> Work instructions: Below are some records. How many of their lines contain the string "more"? Give the number only.

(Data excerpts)
________________________________________
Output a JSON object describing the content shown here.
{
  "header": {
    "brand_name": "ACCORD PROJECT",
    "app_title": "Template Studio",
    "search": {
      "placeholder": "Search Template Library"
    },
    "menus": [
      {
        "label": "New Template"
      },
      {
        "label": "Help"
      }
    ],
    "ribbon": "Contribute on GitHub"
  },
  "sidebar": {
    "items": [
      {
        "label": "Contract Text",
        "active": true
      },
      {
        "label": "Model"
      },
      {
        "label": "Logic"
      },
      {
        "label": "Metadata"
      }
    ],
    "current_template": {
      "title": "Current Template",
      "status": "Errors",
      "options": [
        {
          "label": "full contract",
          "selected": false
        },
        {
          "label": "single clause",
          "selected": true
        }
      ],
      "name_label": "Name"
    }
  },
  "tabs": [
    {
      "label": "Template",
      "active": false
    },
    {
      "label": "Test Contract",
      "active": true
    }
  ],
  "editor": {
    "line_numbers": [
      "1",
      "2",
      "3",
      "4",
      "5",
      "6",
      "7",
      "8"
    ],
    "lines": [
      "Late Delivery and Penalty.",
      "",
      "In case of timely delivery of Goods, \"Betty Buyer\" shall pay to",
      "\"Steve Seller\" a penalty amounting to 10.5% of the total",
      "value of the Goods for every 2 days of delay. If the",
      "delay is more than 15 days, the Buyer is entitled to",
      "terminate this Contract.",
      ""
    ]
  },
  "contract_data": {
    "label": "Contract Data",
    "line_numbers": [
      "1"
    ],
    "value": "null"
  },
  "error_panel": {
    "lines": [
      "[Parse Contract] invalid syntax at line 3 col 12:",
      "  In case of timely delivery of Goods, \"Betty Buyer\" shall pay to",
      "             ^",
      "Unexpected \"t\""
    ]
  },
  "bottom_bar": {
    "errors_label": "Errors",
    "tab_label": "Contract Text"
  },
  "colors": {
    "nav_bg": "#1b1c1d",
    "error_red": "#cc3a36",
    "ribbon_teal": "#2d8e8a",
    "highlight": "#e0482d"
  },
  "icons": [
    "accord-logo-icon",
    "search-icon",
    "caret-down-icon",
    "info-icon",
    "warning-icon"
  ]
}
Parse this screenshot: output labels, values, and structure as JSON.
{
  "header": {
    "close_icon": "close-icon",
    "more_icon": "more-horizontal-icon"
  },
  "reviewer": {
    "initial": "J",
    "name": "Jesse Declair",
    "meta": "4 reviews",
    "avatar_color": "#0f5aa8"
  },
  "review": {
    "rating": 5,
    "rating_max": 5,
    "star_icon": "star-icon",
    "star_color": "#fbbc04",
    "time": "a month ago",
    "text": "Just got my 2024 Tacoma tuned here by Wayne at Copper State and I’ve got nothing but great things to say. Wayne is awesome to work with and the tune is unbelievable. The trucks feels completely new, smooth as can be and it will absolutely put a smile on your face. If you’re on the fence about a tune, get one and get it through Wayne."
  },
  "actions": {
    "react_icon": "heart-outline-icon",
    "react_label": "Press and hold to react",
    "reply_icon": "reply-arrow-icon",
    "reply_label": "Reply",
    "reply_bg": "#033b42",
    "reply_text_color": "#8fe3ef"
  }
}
________________________________________
> In response: 2